WORK TO COMPLETE>
Copy each line of the entries beneath that contains the word "fiende".
** Start ENTRIES SUPPLIED **
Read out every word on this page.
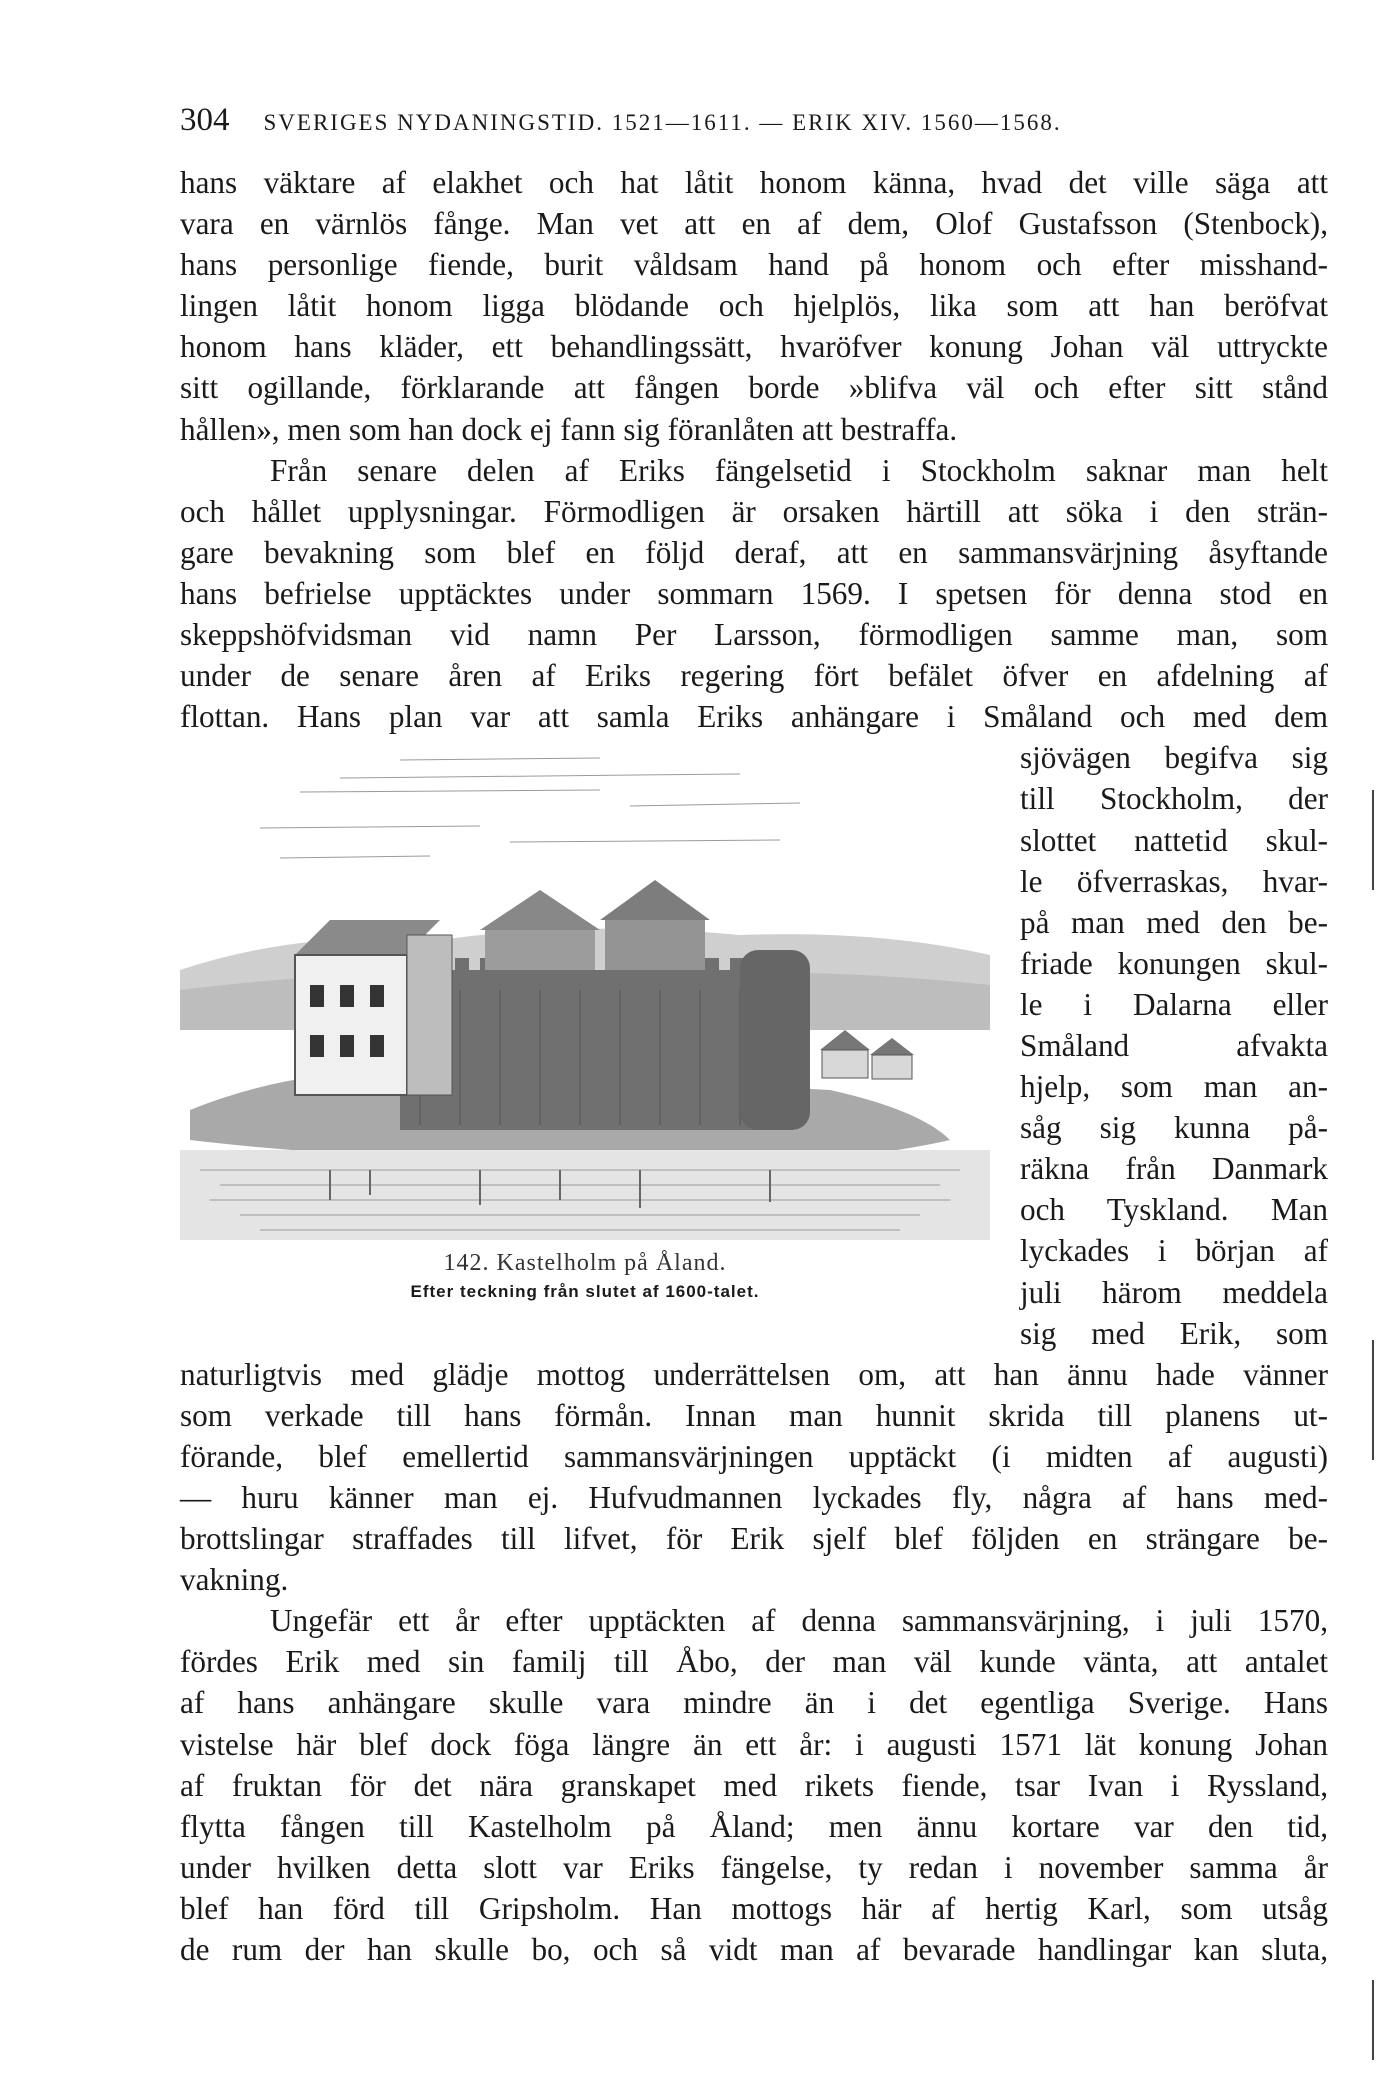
304 SVERIGES NYDANINGSTID. 1521—1611. — ERIK XIV. 1560—1568.
hans väktare af elakhet och hat låtit honom känna, hvad det ville säga att
vara en värnlös fånge. Man vet att en af dem, Olof Gustafsson (Stenbock),
hans personlige fiende, burit våldsam hand på honom och efter misshand-
lingen låtit honom ligga blödande och hjelplös, lika som att han beröfvat
honom hans kläder, ett behandlingssätt, hvaröfver konung Johan väl uttryckte
sitt ogillande, förklarande att fången borde »blifva väl och efter sitt stånd
hållen», men som han dock ej fann sig föranlåten att bestraffa.
Från senare delen af Eriks fängelsetid i Stockholm saknar man helt
och hållet upplysningar. Förmodligen är orsaken härtill att söka i den strän-
gare bevakning som blef en följd deraf, att en sammansvärjning åsyftande
hans befrielse upptäcktes under sommarn 1569. I spetsen för denna stod en
skeppshöfvidsman vid namn Per Larsson, förmodligen samme man, som
under de senare åren af Eriks regering fört befälet öfver en afdelning af
flottan. Hans plan var att samla Eriks anhängare i Småland och med dem
sjövägen begifva sig
till Stockholm, der
slottet nattetid skul-
le öfverraskas, hvar-
på man med den be-
friade konungen skul-
le i Dalarna eller
Småland afvakta
hjelp, som man an-
såg sig kunna på-
räkna från Danmark
och Tyskland. Man
lyckades i början af
juli härom meddela
sig med Erik, som
naturligtvis med glädje mottog underrättelsen om, att han ännu hade vänner
som verkade till hans förmån. Innan man hunnit skrida till planens ut-
förande, blef emellertid sammansvärjningen upptäckt (i midten af augusti)
— huru känner man ej. Hufvudmannen lyckades fly, några af hans med-
brottslingar straffades till lifvet, för Erik sjelf blef följden en strängare be-
vakning.
Ungefär ett år efter upptäckten af denna sammansvärjning, i juli 1570,
fördes Erik med sin familj till Åbo, der man väl kunde vänta, att antalet
af hans anhängare skulle vara mindre än i det egentliga Sverige. Hans
vistelse här blef dock föga längre än ett år: i augusti 1571 lät konung Johan
af fruktan för det nära granskapet med rikets fiende, tsar Ivan i Ryssland,
flytta fången till Kastelholm på Åland; men ännu kortare var den tid,
under hvilken detta slott var Eriks fängelse, ty redan i november samma år
blef han förd till Gripsholm. Han mottogs här af hertig Karl, som utsåg
de rum der han skulle bo, och så vidt man af bevarade handlingar kan sluta,
142. Kastelholm på Åland.
Efter teckning från slutet af 1600-talet.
** End ENTRIES SUPPLIED **
WRITTEN REPLY>
hans personlige fiende, burit våldsam hand på honom och efter misshand-
af fruktan för det nära granskapet med rikets fiende, tsar Ivan i Ryssland,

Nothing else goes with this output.